◆ Exercise instructions:
Answer these from the spell checker thread:
1. Which vBulletin version is said to have built-in support for IESpell?
2. Which word did the Google Toolbar's check flag as unknown in Makai Guy's test?
3. Which browser does Fern Modena say she uses?

◆ Source text:

_ _ _ _ _ _ _

# Spell Checker



## Rose (Oct 5, 2005)

Hi Will you nice folksbe putting a spell checker in here someday so we can  do a better job of correcting our posts Rose


----------



## The Conch Man (Oct 5, 2005)

Rose said:
			
		

> _*Hi Will you nice folksbe putting a spell checker in here someday so we can do a better job of correcting our posts Rose*_


 
_*Can't answer for Doug but you can get "IESpell" for free at their website ~~ It checks everything you do on-line for spellin corrections like this forum usin this BBS for an example ~~ Its a great tool ~~ You can do a google search to find their website or go to:*_

*http://www.iespell.com*


----------



## CMF (Jan 4, 2006)

*Another free SpellChecker*

I found this spell checker on a BBS that I joined to find some answers to my home theater questions. Can we incorporate it here?

Spell Checker 

Charles


----------



## Makai Guy (Apr 10, 2006)

Responding to this old thread.

Reportedly, this vBulletin version (3.5.4) has integrated support for IESpell, if it you have that installed in your MSIE browser.

Sorry, Firefox fans (like me), there's no integrated support for you.  I've been told you can install Google Toolbar 2 to get resident spell checking, but I've not tried it.  I spend a fair amount of time on the Mozilla support board, and it seems that a lot of user problems are solved by removing the Google Toolbar.


----------



## Makai Guy (Apr 10, 2006)

I've just installed the Google Toolbar in my Firefox, so giving it a spin.  

So far, so good.  Clicked the 'Check' button and it identified 'Firefox' in the sentence above as being unknown, suggested alternatives, and allowed me to enter it into the dictionary.

If I run into problems with it, I'll report back.


----------



## Fern Modena (Apr 10, 2006)

The reason IE Spell doesn't work with Firefox is that folks smart enough to be using Firefox don't _need_ a spell checker.  They can spel gud.


----------



## Fern Modena (Apr 10, 2006)

I've been using the Google Tool Bar for some time, but didn't realize it had a spell checker...anyhow, it doesn't cause me any browser problems (and I *do* use Firefox).

Fern


----------



## The Conch Man (Apr 11, 2006)

Fern Modena said:
			
		

> _*They can spel gud.*_


 
_*Fern ~~ Ya have me on the floor LMAO ~~   *_


----------

_ _ _ _ _ _ _

◆ Dataset section:
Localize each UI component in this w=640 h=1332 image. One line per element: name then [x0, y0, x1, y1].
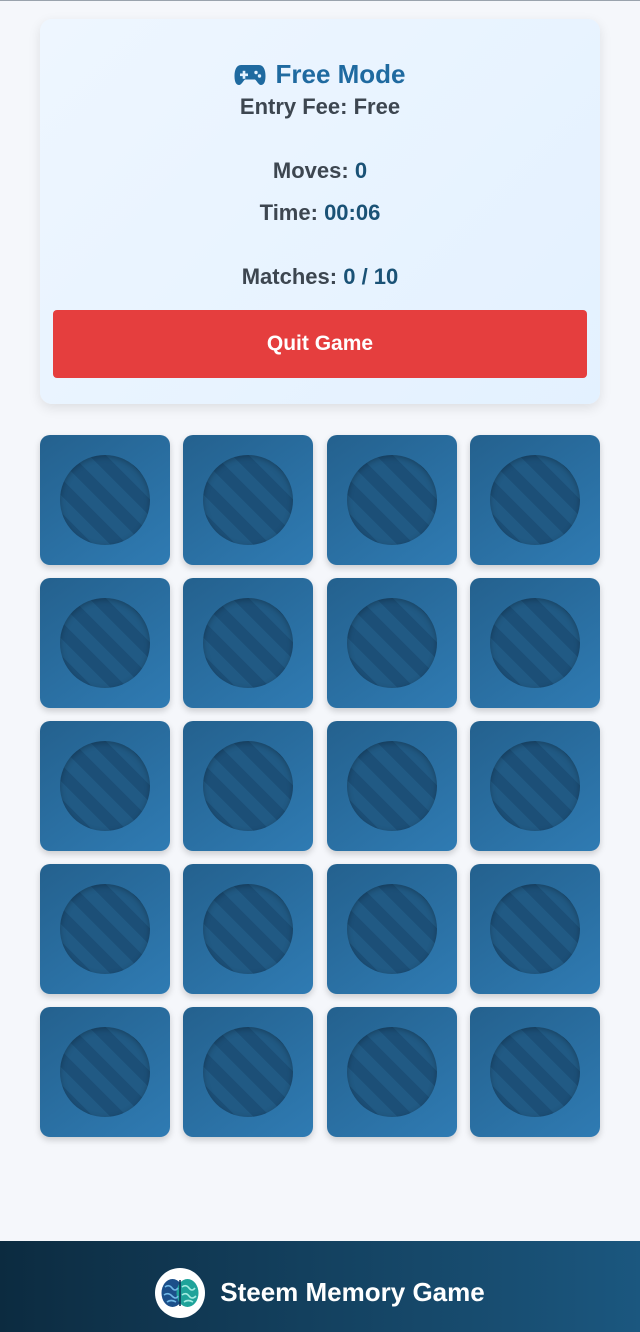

_ _ _ _ _ _ _

◆ Task solution:
1. Version 3.5.4
2. Firefox
3. Firefox